··· Dataset records

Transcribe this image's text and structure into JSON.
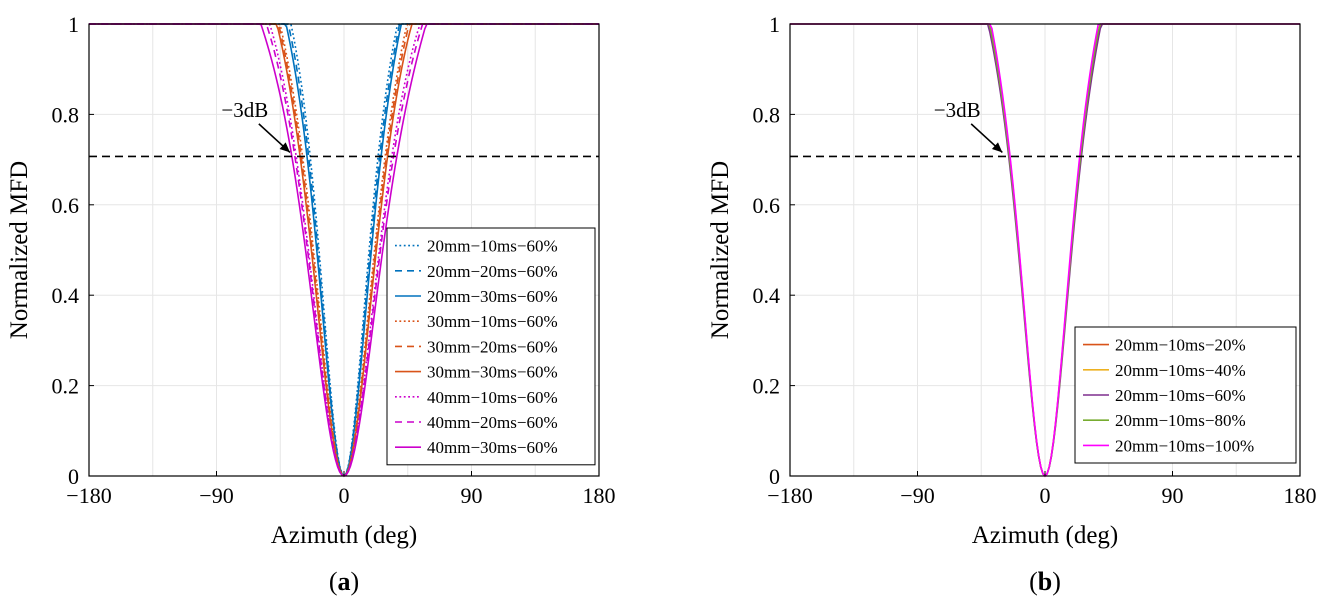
{
  "chart_data": [
    {
      "type": "line",
      "panel_label": "(a)",
      "panel_letter": "a",
      "xlabel": "Azimuth (deg)",
      "ylabel": "Normalized MFD",
      "xlim": [
        -180,
        180
      ],
      "ylim": [
        0,
        1
      ],
      "xticks": [
        -180,
        -90,
        0,
        90,
        180
      ],
      "xtick_labels": [
        "−180",
        "−90",
        "0",
        "90",
        "180"
      ],
      "yticks": [
        0,
        0.2,
        0.4,
        0.6,
        0.8,
        1
      ],
      "ytick_labels": [
        "0",
        "0.2",
        "0.4",
        "0.6",
        "0.8",
        "1"
      ],
      "grid": true,
      "reference_line": {
        "y": 0.707,
        "style": "dashed",
        "color": "#000000"
      },
      "annotation": {
        "text": "−3dB",
        "x": -36,
        "y": 0.707,
        "text_x": -70,
        "text_y": 0.81
      },
      "legend_position": "bottom-right",
      "series": [
        {
          "name": "20mm−10ms−60%",
          "color": "#0072BD",
          "dash": "dotted",
          "halfwidth": 24
        },
        {
          "name": "20mm−20ms−60%",
          "color": "#0072BD",
          "dash": "dashed",
          "halfwidth": 25
        },
        {
          "name": "20mm−30ms−60%",
          "color": "#0072BD",
          "dash": "solid",
          "halfwidth": 26
        },
        {
          "name": "30mm−10ms−60%",
          "color": "#D95319",
          "dash": "dotted",
          "halfwidth": 29
        },
        {
          "name": "30mm−20ms−60%",
          "color": "#D95319",
          "dash": "dashed",
          "halfwidth": 30
        },
        {
          "name": "30mm−30ms−60%",
          "color": "#D95319",
          "dash": "solid",
          "halfwidth": 31
        },
        {
          "name": "40mm−10ms−60%",
          "color": "#CC00CC",
          "dash": "dotted",
          "halfwidth": 34
        },
        {
          "name": "40mm−20ms−60%",
          "color": "#CC00CC",
          "dash": "dashed",
          "halfwidth": 35
        },
        {
          "name": "40mm−30ms−60%",
          "color": "#CC00CC",
          "dash": "solid",
          "halfwidth": 37
        }
      ]
    },
    {
      "type": "line",
      "panel_label": "(b)",
      "panel_letter": "b",
      "xlabel": "Azimuth (deg)",
      "ylabel": "Normalized MFD",
      "xlim": [
        -180,
        180
      ],
      "ylim": [
        0,
        1
      ],
      "xticks": [
        -180,
        -90,
        0,
        90,
        180
      ],
      "xtick_labels": [
        "−180",
        "−90",
        "0",
        "90",
        "180"
      ],
      "yticks": [
        0,
        0.2,
        0.4,
        0.6,
        0.8,
        1
      ],
      "ytick_labels": [
        "0",
        "0.2",
        "0.4",
        "0.6",
        "0.8",
        "1"
      ],
      "grid": true,
      "reference_line": {
        "y": 0.707,
        "style": "dashed",
        "color": "#000000"
      },
      "annotation": {
        "text": "−3dB",
        "x": -28,
        "y": 0.707,
        "text_x": -62,
        "text_y": 0.81
      },
      "legend_position": "bottom-right",
      "series": [
        {
          "name": "20mm−10ms−20%",
          "color": "#D95319",
          "dash": "solid",
          "halfwidth": 25
        },
        {
          "name": "20mm−10ms−40%",
          "color": "#EDB120",
          "dash": "solid",
          "halfwidth": 25
        },
        {
          "name": "20mm−10ms−60%",
          "color": "#7E2F8E",
          "dash": "solid",
          "halfwidth": 25.5
        },
        {
          "name": "20mm−10ms−80%",
          "color": "#77AC30",
          "dash": "solid",
          "halfwidth": 25
        },
        {
          "name": "20mm−10ms−100%",
          "color": "#FF00FF",
          "dash": "solid",
          "halfwidth": 24.5
        }
      ]
    }
  ]
}
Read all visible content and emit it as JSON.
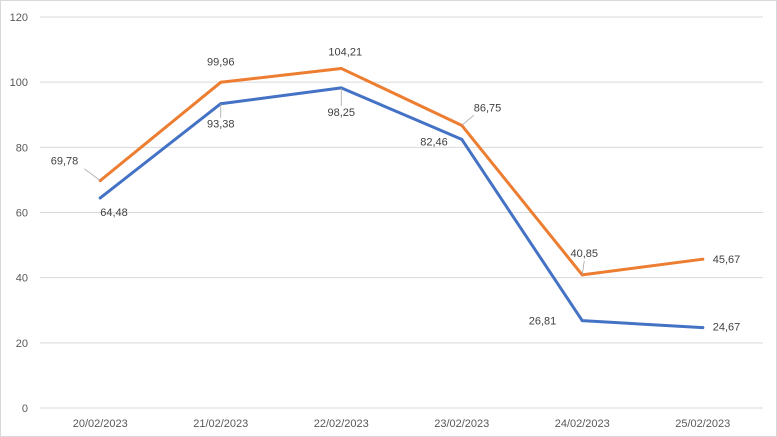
{
  "chart_data": {
    "type": "line",
    "title": "",
    "xlabel": "",
    "ylabel": "",
    "categories": [
      "20/02/2023",
      "21/02/2023",
      "22/02/2023",
      "23/02/2023",
      "24/02/2023",
      "25/02/2023"
    ],
    "ylim": [
      0,
      120
    ],
    "yticks": [
      "0",
      "20",
      "40",
      "60",
      "80",
      "100",
      "120"
    ],
    "grid": true,
    "legend": "none",
    "series": [
      {
        "color": "#4472C4",
        "values": [
          64.48,
          93.38,
          98.25,
          82.46,
          26.81,
          24.67
        ],
        "labels": [
          "64,48",
          "93,38",
          "98,25",
          "82,46",
          "26,81",
          "24,67"
        ]
      },
      {
        "color": "#ED7D31",
        "values": [
          69.78,
          99.96,
          104.21,
          86.75,
          40.85,
          45.67
        ],
        "labels": [
          "69,78",
          "99,96",
          "104,21",
          "86,75",
          "40,85",
          "45,67"
        ]
      }
    ]
  }
}
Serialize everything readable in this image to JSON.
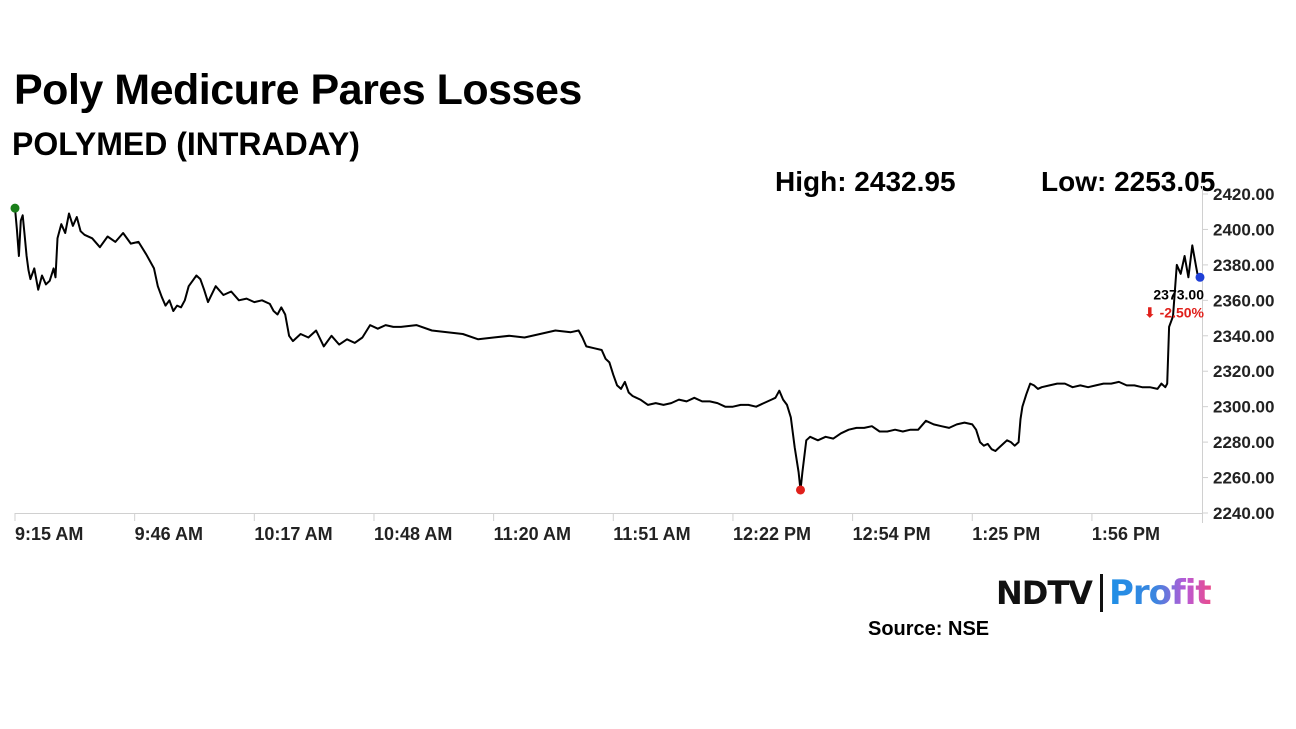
{
  "title": "Poly Medicure Pares Losses",
  "subtitle": "POLYMED (INTRADAY)",
  "stats": {
    "high": "High: 2432.95",
    "low": "Low: 2253.05"
  },
  "source": "Source: NSE",
  "logo": {
    "ndtv": "NDTV",
    "profit": "Profit"
  },
  "chart_data": {
    "type": "line",
    "x_ticks": [
      "9:15 AM",
      "9:46 AM",
      "10:17 AM",
      "10:48 AM",
      "11:20 AM",
      "11:51 AM",
      "12:22 PM",
      "12:54 PM",
      "1:25 PM",
      "1:56 PM"
    ],
    "y_ticks": [
      "2420.00",
      "2400.00",
      "2380.00",
      "2360.00",
      "2340.00",
      "2320.00",
      "2300.00",
      "2280.00",
      "2260.00",
      "2240.00"
    ],
    "ylim": [
      2240,
      2420
    ],
    "x_domain_minutes": [
      0,
      307
    ],
    "series": [
      {
        "points": [
          [
            0,
            2412
          ],
          [
            0.5,
            2400
          ],
          [
            1,
            2385
          ],
          [
            1.5,
            2405
          ],
          [
            2,
            2408
          ],
          [
            2.5,
            2397
          ],
          [
            3,
            2385
          ],
          [
            3.5,
            2377
          ],
          [
            4,
            2372
          ],
          [
            5,
            2378
          ],
          [
            6,
            2366
          ],
          [
            7,
            2374
          ],
          [
            8,
            2369
          ],
          [
            9,
            2371
          ],
          [
            10,
            2378
          ],
          [
            10.5,
            2373
          ],
          [
            11,
            2395
          ],
          [
            12,
            2403
          ],
          [
            13,
            2398
          ],
          [
            14,
            2409
          ],
          [
            15,
            2402
          ],
          [
            16,
            2407
          ],
          [
            17,
            2399
          ],
          [
            18,
            2397
          ],
          [
            20,
            2395
          ],
          [
            22,
            2390
          ],
          [
            24,
            2396
          ],
          [
            26,
            2393
          ],
          [
            28,
            2398
          ],
          [
            30,
            2392
          ],
          [
            32,
            2393
          ],
          [
            34,
            2386
          ],
          [
            36,
            2378
          ],
          [
            37,
            2368
          ],
          [
            38,
            2362
          ],
          [
            39,
            2357
          ],
          [
            40,
            2360
          ],
          [
            41,
            2354
          ],
          [
            42,
            2357
          ],
          [
            43,
            2356
          ],
          [
            44,
            2360
          ],
          [
            45,
            2368
          ],
          [
            46,
            2371
          ],
          [
            47,
            2374
          ],
          [
            48,
            2372
          ],
          [
            49,
            2366
          ],
          [
            50,
            2359
          ],
          [
            52,
            2368
          ],
          [
            54,
            2363
          ],
          [
            56,
            2365
          ],
          [
            58,
            2360
          ],
          [
            60,
            2361
          ],
          [
            62,
            2359
          ],
          [
            64,
            2360
          ],
          [
            66,
            2358
          ],
          [
            67,
            2354
          ],
          [
            68,
            2352
          ],
          [
            69,
            2356
          ],
          [
            70,
            2352
          ],
          [
            71,
            2340
          ],
          [
            72,
            2337
          ],
          [
            74,
            2341
          ],
          [
            76,
            2339
          ],
          [
            78,
            2343
          ],
          [
            80,
            2334
          ],
          [
            82,
            2340
          ],
          [
            84,
            2335
          ],
          [
            86,
            2338
          ],
          [
            88,
            2336
          ],
          [
            90,
            2339
          ],
          [
            92,
            2346
          ],
          [
            94,
            2344
          ],
          [
            96,
            2346
          ],
          [
            98,
            2345
          ],
          [
            100,
            2345
          ],
          [
            104,
            2346
          ],
          [
            108,
            2343
          ],
          [
            112,
            2342
          ],
          [
            116,
            2341
          ],
          [
            120,
            2338
          ],
          [
            124,
            2339
          ],
          [
            128,
            2340
          ],
          [
            132,
            2339
          ],
          [
            136,
            2341
          ],
          [
            140,
            2343
          ],
          [
            144,
            2342
          ],
          [
            146,
            2343
          ],
          [
            147,
            2339
          ],
          [
            148,
            2334
          ],
          [
            150,
            2333
          ],
          [
            152,
            2332
          ],
          [
            153,
            2327
          ],
          [
            154,
            2325
          ],
          [
            155,
            2318
          ],
          [
            156,
            2312
          ],
          [
            157,
            2310
          ],
          [
            158,
            2314
          ],
          [
            159,
            2308
          ],
          [
            160,
            2306
          ],
          [
            162,
            2304
          ],
          [
            164,
            2301
          ],
          [
            166,
            2302
          ],
          [
            168,
            2301
          ],
          [
            170,
            2302
          ],
          [
            172,
            2304
          ],
          [
            174,
            2303
          ],
          [
            176,
            2305
          ],
          [
            178,
            2303
          ],
          [
            180,
            2303
          ],
          [
            182,
            2302
          ],
          [
            184,
            2300
          ],
          [
            186,
            2300
          ],
          [
            188,
            2301
          ],
          [
            190,
            2301
          ],
          [
            192,
            2300
          ],
          [
            194,
            2302
          ],
          [
            196,
            2304
          ],
          [
            197,
            2305
          ],
          [
            198,
            2309
          ],
          [
            199,
            2304
          ],
          [
            200,
            2301
          ],
          [
            201,
            2294
          ],
          [
            202,
            2277
          ],
          [
            203,
            2263
          ],
          [
            203.5,
            2253
          ],
          [
            204,
            2263
          ],
          [
            205,
            2281
          ],
          [
            206,
            2283
          ],
          [
            208,
            2281
          ],
          [
            210,
            2283
          ],
          [
            212,
            2282
          ],
          [
            214,
            2285
          ],
          [
            216,
            2287
          ],
          [
            218,
            2288
          ],
          [
            220,
            2288
          ],
          [
            222,
            2289
          ],
          [
            224,
            2286
          ],
          [
            226,
            2286
          ],
          [
            228,
            2287
          ],
          [
            230,
            2286
          ],
          [
            232,
            2287
          ],
          [
            234,
            2287
          ],
          [
            236,
            2292
          ],
          [
            238,
            2290
          ],
          [
            240,
            2289
          ],
          [
            242,
            2288
          ],
          [
            244,
            2290
          ],
          [
            246,
            2291
          ],
          [
            248,
            2290
          ],
          [
            249,
            2287
          ],
          [
            250,
            2280
          ],
          [
            251,
            2278
          ],
          [
            252,
            2279
          ],
          [
            253,
            2276
          ],
          [
            254,
            2275
          ],
          [
            255,
            2277
          ],
          [
            256,
            2279
          ],
          [
            257,
            2281
          ],
          [
            258,
            2280
          ],
          [
            259,
            2278
          ],
          [
            260,
            2280
          ],
          [
            260.5,
            2293
          ],
          [
            261,
            2300
          ],
          [
            262,
            2307
          ],
          [
            263,
            2313
          ],
          [
            264,
            2312
          ],
          [
            265,
            2310
          ],
          [
            266,
            2311
          ],
          [
            268,
            2312
          ],
          [
            270,
            2313
          ],
          [
            272,
            2313
          ],
          [
            274,
            2311
          ],
          [
            276,
            2312
          ],
          [
            278,
            2311
          ],
          [
            280,
            2312
          ],
          [
            282,
            2313
          ],
          [
            284,
            2313
          ],
          [
            286,
            2314
          ],
          [
            288,
            2312
          ],
          [
            290,
            2312
          ],
          [
            292,
            2311
          ],
          [
            294,
            2311
          ],
          [
            296,
            2310
          ],
          [
            297,
            2313
          ],
          [
            298,
            2311
          ],
          [
            298.5,
            2313
          ],
          [
            299,
            2345
          ],
          [
            300,
            2351
          ],
          [
            301,
            2380
          ],
          [
            302,
            2375
          ],
          [
            303,
            2385
          ],
          [
            304,
            2373
          ],
          [
            305,
            2391
          ],
          [
            306,
            2379
          ],
          [
            306.5,
            2373
          ],
          [
            307,
            2373
          ]
        ]
      }
    ],
    "markers": [
      {
        "at": [
          0,
          2412
        ],
        "color": "#1a7f1a"
      },
      {
        "at": [
          203.5,
          2253
        ],
        "color": "#e0201b"
      },
      {
        "at": [
          307,
          2373
        ],
        "color": "#1f3fd6"
      }
    ],
    "last_price_label": "2373.00",
    "last_change_label": "⬇ -2.50%",
    "line_color": "#000000",
    "axis_color": "#d0d0d0"
  }
}
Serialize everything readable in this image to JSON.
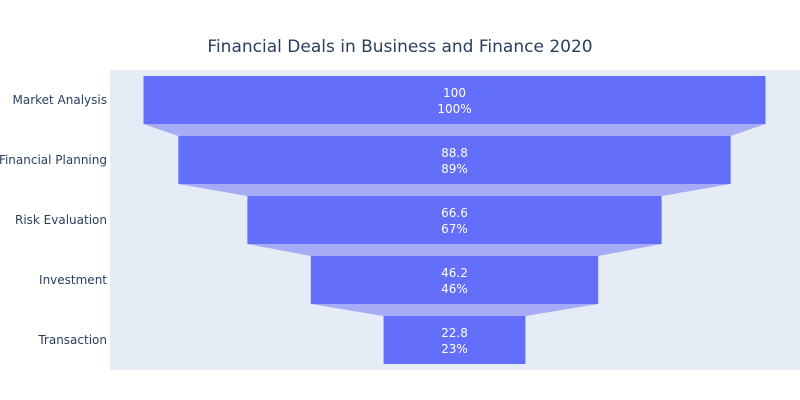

······

◆ What to work on
List the lines of the material in which the word "JSON" occurs.

◆ Solved exercise
Transcribe this image's text and structure into JSON.
Read all visible content and emit it as JSON.
Serialize everything readable in this image to JSON.
Serialize everything readable in this image to JSON.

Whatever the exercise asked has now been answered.